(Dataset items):
=====
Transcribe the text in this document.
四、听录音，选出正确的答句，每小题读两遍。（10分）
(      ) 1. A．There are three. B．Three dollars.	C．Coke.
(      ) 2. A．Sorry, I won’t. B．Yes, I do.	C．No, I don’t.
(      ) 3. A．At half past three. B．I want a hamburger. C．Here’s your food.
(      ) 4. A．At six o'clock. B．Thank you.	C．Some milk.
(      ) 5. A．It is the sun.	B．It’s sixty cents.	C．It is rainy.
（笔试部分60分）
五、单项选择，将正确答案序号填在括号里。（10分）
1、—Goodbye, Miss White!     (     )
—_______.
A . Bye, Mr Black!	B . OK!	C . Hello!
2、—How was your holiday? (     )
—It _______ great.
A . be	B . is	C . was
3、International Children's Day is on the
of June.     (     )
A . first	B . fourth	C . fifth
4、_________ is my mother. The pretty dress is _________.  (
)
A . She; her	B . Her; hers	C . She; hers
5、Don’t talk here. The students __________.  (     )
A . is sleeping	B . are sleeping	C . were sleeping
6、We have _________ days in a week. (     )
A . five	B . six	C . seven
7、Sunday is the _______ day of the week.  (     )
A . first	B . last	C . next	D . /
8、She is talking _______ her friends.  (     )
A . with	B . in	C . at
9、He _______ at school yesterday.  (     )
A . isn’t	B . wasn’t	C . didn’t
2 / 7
=====
Extract all the entries word for word.

(Exercise result):
Transcribe the text in this document.
四、听录音，选出正确的答句，每小题读两遍。（10分）
(      ) 1. A．There are three. B．Three dollars.	C．Coke.
(      ) 2. A．Sorry, I won’t. B．Yes, I do.	C．No, I don’t.
(      ) 3. A．At half past three. B．I want a hamburger. C．Here’s your food.
(      ) 4. A．At six o'clock. B．Thank you.	C．Some milk.
(      ) 5. A．It is the sun.	B．It’s sixty cents.	C．It is rainy.
（笔试部分60分）
五、单项选择，将正确答案序号填在括号里。（10分）
1、—Goodbye, Miss White!     (     )
—_______.
A . Bye, Mr Black!	B . OK!	C . Hello!
2、—How was your holiday? (     )
—It _______ great.
A . be	B . is	C . was
3、International Children's Day is on the
of June.     (     )
A . first	B . fourth	C . fifth
4、_________ is my mother. The pretty dress is _________.  (
)
A . She; her	B . Her; hers	C . She; hers
5、Don’t talk here. The students __________.  (     )
A . is sleeping	B . are sleeping	C . were sleeping
6、We have _________ days in a week. (     )
A . five	B . six	C . seven
7、Sunday is the _______ day of the week.  (     )
A . first	B . last	C . next	D . /
8、She is talking _______ her friends.  (     )
A . with	B . in	C . at
9、He _______ at school yesterday.  (     )
A . isn’t	B . wasn’t	C . didn’t
2 / 7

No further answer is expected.